Element and coordinate records
....
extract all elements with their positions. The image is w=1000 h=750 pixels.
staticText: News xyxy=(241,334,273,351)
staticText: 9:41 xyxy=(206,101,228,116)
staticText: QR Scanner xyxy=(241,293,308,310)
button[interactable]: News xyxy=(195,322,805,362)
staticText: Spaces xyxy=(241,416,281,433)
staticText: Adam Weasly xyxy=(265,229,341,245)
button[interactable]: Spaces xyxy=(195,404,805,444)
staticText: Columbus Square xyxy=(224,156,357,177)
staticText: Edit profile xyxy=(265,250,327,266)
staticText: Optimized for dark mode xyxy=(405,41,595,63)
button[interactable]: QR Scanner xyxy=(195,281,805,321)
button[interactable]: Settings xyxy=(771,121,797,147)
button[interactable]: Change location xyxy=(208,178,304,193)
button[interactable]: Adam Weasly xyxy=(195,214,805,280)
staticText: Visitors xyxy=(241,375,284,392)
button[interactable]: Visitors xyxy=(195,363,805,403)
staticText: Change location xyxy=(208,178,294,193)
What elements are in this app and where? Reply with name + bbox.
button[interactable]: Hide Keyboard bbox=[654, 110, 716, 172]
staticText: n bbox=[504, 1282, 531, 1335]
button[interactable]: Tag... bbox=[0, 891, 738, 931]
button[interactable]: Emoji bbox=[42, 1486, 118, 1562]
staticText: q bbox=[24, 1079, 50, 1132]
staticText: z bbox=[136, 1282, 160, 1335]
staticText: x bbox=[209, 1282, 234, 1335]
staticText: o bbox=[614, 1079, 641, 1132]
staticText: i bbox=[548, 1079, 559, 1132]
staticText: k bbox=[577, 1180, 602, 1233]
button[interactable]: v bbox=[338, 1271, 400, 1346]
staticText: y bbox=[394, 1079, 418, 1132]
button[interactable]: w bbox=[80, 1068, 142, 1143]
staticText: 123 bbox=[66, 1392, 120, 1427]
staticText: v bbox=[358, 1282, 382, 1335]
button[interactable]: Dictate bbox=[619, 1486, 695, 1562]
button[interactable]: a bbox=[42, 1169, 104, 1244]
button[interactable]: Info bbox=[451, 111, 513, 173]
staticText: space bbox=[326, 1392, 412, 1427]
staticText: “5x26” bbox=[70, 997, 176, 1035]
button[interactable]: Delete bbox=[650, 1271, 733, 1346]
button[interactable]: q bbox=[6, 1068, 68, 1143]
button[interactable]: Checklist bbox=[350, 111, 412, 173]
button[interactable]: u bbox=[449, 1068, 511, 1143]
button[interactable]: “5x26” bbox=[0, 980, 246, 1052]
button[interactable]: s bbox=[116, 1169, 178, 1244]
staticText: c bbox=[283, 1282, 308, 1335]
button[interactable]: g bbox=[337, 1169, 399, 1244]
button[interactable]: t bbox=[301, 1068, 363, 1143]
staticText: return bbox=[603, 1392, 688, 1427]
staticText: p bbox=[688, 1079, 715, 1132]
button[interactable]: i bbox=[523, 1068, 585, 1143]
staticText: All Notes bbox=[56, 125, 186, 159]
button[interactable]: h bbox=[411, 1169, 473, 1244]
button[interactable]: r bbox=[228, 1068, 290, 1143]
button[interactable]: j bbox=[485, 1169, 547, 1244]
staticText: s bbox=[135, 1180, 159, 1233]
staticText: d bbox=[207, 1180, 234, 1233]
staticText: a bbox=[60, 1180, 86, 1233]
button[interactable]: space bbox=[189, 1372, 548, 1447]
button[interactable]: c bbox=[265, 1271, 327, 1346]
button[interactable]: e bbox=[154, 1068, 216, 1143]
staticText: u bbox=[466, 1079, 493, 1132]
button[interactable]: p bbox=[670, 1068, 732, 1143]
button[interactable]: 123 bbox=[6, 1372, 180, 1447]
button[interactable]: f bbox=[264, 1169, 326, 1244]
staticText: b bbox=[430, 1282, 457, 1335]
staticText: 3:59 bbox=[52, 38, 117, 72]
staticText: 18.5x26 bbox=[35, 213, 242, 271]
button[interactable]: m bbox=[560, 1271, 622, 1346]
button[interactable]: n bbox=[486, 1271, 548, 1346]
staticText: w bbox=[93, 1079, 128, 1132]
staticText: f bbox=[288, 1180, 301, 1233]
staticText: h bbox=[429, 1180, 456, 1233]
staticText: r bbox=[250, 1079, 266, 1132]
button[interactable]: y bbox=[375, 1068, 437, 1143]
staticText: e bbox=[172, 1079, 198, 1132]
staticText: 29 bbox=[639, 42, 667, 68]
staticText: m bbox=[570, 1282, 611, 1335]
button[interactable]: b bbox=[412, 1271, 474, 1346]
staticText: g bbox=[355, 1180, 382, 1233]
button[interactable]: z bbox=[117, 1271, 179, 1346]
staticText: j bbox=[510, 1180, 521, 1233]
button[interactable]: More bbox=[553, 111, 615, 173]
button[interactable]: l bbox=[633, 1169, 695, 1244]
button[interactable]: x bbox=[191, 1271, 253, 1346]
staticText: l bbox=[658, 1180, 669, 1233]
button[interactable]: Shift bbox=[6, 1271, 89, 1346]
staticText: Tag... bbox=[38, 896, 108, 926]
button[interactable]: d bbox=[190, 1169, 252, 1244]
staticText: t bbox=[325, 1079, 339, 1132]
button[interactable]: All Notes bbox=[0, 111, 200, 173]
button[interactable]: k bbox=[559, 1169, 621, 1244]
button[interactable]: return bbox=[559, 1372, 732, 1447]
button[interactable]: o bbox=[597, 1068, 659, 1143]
....
> [What is required]: Reproduce, unchanged, everything from the start of the material down to the line containing "button[interactable]: Settings xyxy=(771,121,797,147)", including that line.

> [Final result]:
extract all elements with their positions. The image is w=1000 h=750 pixels.
staticText: News xyxy=(241,334,273,351)
staticText: 9:41 xyxy=(206,101,228,116)
staticText: QR Scanner xyxy=(241,293,308,310)
button[interactable]: News xyxy=(195,322,805,362)
staticText: Spaces xyxy=(241,416,281,433)
staticText: Adam Weasly xyxy=(265,229,341,245)
button[interactable]: Spaces xyxy=(195,404,805,444)
staticText: Columbus Square xyxy=(224,156,357,177)
staticText: Edit profile xyxy=(265,250,327,266)
staticText: Optimized for dark mode xyxy=(405,41,595,63)
button[interactable]: QR Scanner xyxy=(195,281,805,321)
button[interactable]: Settings xyxy=(771,121,797,147)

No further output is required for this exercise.